■ Extracted entries
#####
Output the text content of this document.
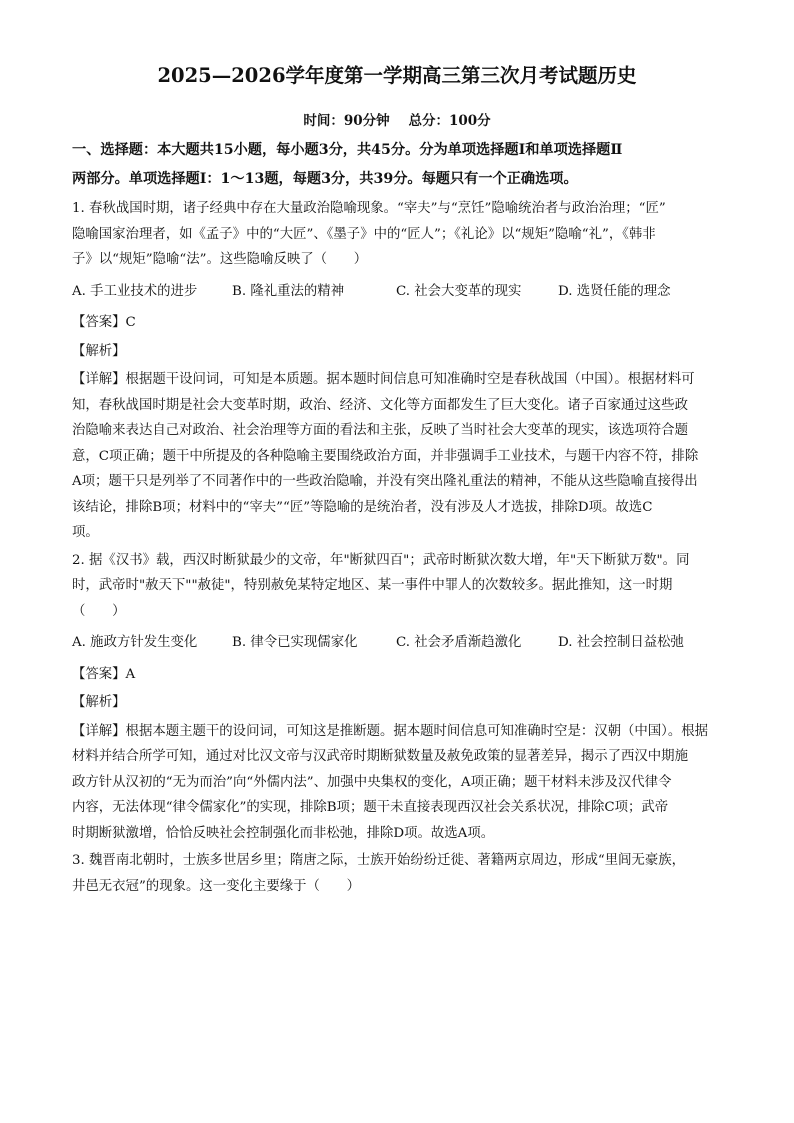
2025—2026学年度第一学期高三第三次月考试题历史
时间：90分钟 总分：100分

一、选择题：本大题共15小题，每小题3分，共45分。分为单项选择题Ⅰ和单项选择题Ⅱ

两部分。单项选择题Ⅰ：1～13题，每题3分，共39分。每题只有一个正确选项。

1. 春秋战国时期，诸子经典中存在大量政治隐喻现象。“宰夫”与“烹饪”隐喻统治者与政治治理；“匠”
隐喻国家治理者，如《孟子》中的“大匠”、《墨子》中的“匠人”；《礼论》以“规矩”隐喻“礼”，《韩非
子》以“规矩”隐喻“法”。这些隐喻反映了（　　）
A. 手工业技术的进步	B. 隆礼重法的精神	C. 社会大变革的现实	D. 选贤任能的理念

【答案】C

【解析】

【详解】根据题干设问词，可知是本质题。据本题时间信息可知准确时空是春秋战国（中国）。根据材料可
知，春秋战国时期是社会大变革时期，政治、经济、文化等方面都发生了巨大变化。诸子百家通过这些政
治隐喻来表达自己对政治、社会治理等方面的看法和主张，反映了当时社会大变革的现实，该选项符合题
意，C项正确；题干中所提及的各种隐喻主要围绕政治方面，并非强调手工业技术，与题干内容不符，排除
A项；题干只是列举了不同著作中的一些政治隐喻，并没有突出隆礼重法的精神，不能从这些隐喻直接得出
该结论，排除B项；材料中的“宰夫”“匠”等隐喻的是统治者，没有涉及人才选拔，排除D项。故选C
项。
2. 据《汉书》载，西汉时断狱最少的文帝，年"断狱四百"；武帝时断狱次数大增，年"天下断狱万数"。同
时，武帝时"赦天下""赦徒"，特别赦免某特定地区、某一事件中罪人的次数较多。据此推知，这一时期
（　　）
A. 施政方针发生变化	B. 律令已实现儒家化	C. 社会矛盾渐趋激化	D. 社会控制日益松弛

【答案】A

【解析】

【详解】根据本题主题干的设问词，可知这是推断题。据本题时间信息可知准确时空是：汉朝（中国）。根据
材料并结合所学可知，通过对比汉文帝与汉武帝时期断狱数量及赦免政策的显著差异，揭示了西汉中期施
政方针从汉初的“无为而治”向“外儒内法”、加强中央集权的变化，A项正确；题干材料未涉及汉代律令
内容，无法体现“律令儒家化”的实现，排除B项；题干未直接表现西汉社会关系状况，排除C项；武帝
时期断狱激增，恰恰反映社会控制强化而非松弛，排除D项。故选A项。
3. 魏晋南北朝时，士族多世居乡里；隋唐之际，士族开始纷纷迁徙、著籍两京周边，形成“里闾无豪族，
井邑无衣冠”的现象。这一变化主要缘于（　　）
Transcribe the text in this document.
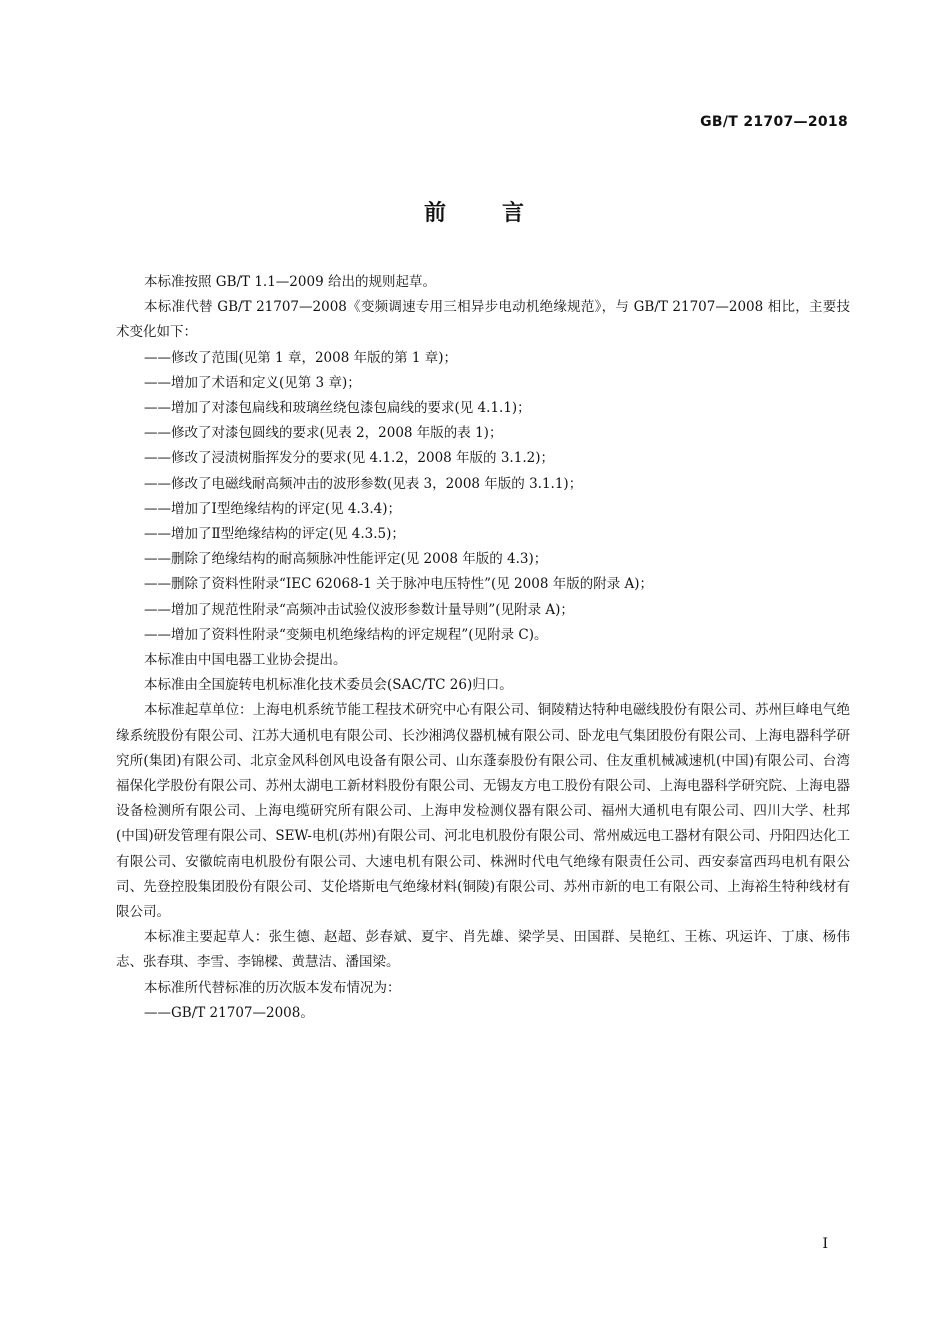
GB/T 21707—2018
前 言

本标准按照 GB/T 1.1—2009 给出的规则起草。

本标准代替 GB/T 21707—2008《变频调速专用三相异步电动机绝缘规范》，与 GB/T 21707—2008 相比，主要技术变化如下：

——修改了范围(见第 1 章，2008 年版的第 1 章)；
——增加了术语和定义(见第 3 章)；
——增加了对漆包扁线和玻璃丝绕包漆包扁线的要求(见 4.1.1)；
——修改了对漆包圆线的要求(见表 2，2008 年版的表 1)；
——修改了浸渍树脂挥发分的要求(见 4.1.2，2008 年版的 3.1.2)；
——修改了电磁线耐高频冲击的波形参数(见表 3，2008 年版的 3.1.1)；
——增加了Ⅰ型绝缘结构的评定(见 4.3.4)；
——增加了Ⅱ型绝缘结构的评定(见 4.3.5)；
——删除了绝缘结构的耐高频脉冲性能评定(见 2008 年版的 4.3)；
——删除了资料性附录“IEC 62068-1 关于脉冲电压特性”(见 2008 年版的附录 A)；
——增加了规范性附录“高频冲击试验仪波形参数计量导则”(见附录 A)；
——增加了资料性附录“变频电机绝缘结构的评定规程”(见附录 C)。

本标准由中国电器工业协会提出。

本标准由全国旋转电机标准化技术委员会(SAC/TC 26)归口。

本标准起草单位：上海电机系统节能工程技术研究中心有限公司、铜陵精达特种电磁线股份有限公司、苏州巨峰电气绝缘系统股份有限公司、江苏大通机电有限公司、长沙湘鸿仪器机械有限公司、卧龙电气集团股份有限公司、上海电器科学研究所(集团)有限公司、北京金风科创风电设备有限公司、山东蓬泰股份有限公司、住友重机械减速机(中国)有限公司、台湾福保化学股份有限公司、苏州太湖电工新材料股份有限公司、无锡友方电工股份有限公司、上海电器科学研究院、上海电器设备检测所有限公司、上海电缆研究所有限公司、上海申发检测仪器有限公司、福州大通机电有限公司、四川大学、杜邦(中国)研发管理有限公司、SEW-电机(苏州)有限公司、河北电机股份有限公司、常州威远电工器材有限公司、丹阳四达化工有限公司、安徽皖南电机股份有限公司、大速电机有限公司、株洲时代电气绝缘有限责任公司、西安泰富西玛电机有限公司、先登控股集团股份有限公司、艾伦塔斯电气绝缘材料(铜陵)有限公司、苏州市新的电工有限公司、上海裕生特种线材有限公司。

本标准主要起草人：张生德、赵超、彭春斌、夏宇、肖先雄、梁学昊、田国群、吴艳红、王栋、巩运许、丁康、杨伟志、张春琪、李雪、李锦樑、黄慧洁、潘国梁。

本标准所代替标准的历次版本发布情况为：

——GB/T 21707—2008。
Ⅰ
#####
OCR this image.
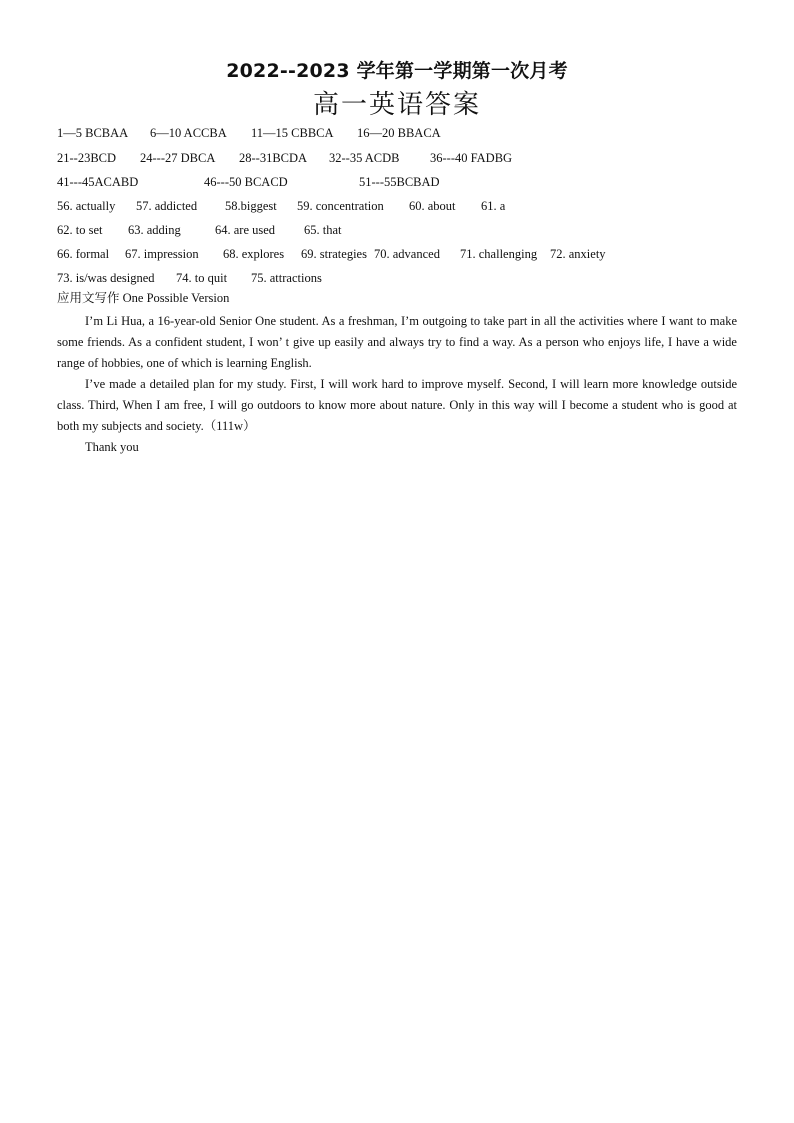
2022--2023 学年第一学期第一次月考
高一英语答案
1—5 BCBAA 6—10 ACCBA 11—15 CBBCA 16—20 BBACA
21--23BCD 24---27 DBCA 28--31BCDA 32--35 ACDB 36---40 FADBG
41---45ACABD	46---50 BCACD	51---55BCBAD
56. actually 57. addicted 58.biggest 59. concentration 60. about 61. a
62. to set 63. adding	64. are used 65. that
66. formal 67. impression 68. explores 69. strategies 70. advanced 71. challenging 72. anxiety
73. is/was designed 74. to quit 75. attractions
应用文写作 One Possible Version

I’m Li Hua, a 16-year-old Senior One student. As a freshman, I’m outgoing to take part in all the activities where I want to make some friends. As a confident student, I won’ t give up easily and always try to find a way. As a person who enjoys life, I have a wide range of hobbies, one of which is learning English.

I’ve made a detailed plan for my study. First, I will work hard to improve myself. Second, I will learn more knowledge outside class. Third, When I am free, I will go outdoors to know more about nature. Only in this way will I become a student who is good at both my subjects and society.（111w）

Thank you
#####
■ The request
Give the number of lines in the records that contain the string "student", and nothing besides.

■ Task answer
2